Data shown:
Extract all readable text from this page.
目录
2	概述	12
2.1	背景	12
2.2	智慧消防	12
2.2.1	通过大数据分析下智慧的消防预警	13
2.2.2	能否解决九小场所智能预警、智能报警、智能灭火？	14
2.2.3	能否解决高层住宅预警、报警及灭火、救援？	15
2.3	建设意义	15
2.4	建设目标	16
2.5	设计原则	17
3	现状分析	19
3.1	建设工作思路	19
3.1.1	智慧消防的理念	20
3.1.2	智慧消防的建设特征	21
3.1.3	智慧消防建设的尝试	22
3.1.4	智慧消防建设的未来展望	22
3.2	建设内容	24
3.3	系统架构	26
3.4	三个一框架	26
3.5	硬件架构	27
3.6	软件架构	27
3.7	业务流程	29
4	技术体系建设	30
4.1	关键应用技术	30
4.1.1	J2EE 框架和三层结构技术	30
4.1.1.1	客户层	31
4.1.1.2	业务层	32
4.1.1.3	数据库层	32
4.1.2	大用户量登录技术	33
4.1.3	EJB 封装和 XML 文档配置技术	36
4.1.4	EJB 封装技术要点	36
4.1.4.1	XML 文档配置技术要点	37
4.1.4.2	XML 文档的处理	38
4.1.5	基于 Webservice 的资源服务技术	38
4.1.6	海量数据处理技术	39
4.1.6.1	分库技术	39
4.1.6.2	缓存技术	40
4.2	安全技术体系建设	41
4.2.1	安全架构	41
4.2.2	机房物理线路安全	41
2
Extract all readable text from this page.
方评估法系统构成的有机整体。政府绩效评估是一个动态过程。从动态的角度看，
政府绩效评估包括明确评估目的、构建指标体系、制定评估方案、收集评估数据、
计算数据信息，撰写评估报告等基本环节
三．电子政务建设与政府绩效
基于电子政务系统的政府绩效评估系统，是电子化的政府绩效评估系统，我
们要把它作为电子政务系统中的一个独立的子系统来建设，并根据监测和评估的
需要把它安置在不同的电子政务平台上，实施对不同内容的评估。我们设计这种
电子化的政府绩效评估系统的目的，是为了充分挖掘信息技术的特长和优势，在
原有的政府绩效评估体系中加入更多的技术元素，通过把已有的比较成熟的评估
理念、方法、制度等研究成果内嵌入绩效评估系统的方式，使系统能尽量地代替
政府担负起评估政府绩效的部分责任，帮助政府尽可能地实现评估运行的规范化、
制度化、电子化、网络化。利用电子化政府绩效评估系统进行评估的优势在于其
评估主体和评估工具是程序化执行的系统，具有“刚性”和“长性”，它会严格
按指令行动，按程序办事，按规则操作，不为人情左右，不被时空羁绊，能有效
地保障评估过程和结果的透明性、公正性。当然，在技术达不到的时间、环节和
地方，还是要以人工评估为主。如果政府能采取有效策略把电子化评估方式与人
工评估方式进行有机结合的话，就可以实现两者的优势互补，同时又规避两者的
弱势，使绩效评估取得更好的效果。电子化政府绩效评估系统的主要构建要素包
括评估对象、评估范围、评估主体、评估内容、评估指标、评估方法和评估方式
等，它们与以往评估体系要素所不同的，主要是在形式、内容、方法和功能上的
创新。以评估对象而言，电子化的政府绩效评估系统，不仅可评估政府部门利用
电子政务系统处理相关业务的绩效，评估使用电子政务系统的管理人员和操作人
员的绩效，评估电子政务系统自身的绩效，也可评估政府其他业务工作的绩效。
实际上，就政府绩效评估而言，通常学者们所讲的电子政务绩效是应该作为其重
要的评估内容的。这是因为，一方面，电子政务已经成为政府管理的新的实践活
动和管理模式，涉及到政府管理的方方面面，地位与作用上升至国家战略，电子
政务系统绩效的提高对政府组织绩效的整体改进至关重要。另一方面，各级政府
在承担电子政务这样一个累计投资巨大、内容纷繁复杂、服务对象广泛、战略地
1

Problem to solve: Your task is to repeat every entry exactly.

Task response:
Extract all readable text from this page.
目录
2	概述	12
2.1	背景	12
2.2	智慧消防	12
2.2.1	通过大数据分析下智慧的消防预警	13
2.2.2	能否解决九小场所智能预警、智能报警、智能灭火？	14
2.2.3	能否解决高层住宅预警、报警及灭火、救援？	15
2.3	建设意义	15
2.4	建设目标	16
2.5	设计原则	17
3	现状分析	19
3.1	建设工作思路	19
3.1.1	智慧消防的理念	20
3.1.2	智慧消防的建设特征	21
3.1.3	智慧消防建设的尝试	22
3.1.4	智慧消防建设的未来展望	22
3.2	建设内容	24
3.3	系统架构	26
3.4	三个一框架	26
3.5	硬件架构	27
3.6	软件架构	27
3.7	业务流程	29
4	技术体系建设	30
4.1	关键应用技术	30
4.1.1	J2EE 框架和三层结构技术	30
4.1.1.1	客户层	31
4.1.1.2	业务层	32
4.1.1.3	数据库层	32
4.1.2	大用户量登录技术	33
4.1.3	EJB 封装和 XML 文档配置技术	36
4.1.4	EJB 封装技术要点	36
4.1.4.1	XML 文档配置技术要点	37
4.1.4.2	XML 文档的处理	38
4.1.5	基于 Webservice 的资源服务技术	38
4.1.6	海量数据处理技术	39
4.1.6.1	分库技术	39
4.1.6.2	缓存技术	40
4.2	安全技术体系建设	41
4.2.1	安全架构	41
4.2.2	机房物理线路安全	41
2
Extract all readable text from this page.
方评估法系统构成的有机整体。政府绩效评估是一个动态过程。从动态的角度看，
政府绩效评估包括明确评估目的、构建指标体系、制定评估方案、收集评估数据、
计算数据信息，撰写评估报告等基本环节
三．电子政务建设与政府绩效
基于电子政务系统的政府绩效评估系统，是电子化的政府绩效评估系统，我
们要把它作为电子政务系统中的一个独立的子系统来建设，并根据监测和评估的
需要把它安置在不同的电子政务平台上，实施对不同内容的评估。我们设计这种
电子化的政府绩效评估系统的目的，是为了充分挖掘信息技术的特长和优势，在
原有的政府绩效评估体系中加入更多的技术元素，通过把已有的比较成熟的评估
理念、方法、制度等研究成果内嵌入绩效评估系统的方式，使系统能尽量地代替
政府担负起评估政府绩效的部分责任，帮助政府尽可能地实现评估运行的规范化、
制度化、电子化、网络化。利用电子化政府绩效评估系统进行评估的优势在于其
评估主体和评估工具是程序化执行的系统，具有“刚性”和“长性”，它会严格
按指令行动，按程序办事，按规则操作，不为人情左右，不被时空羁绊，能有效
地保障评估过程和结果的透明性、公正性。当然，在技术达不到的时间、环节和
地方，还是要以人工评估为主。如果政府能采取有效策略把电子化评估方式与人
工评估方式进行有机结合的话，就可以实现两者的优势互补，同时又规避两者的
弱势，使绩效评估取得更好的效果。电子化政府绩效评估系统的主要构建要素包
括评估对象、评估范围、评估主体、评估内容、评估指标、评估方法和评估方式
等，它们与以往评估体系要素所不同的，主要是在形式、内容、方法和功能上的
创新。以评估对象而言，电子化的政府绩效评估系统，不仅可评估政府部门利用
电子政务系统处理相关业务的绩效，评估使用电子政务系统的管理人员和操作人
员的绩效，评估电子政务系统自身的绩效，也可评估政府其他业务工作的绩效。
实际上，就政府绩效评估而言，通常学者们所讲的电子政务绩效是应该作为其重
要的评估内容的。这是因为，一方面，电子政务已经成为政府管理的新的实践活
动和管理模式，涉及到政府管理的方方面面，地位与作用上升至国家战略，电子
政务系统绩效的提高对政府组织绩效的整体改进至关重要。另一方面，各级政府
在承担电子政务这样一个累计投资巨大、内容纷繁复杂、服务对象广泛、战略地
1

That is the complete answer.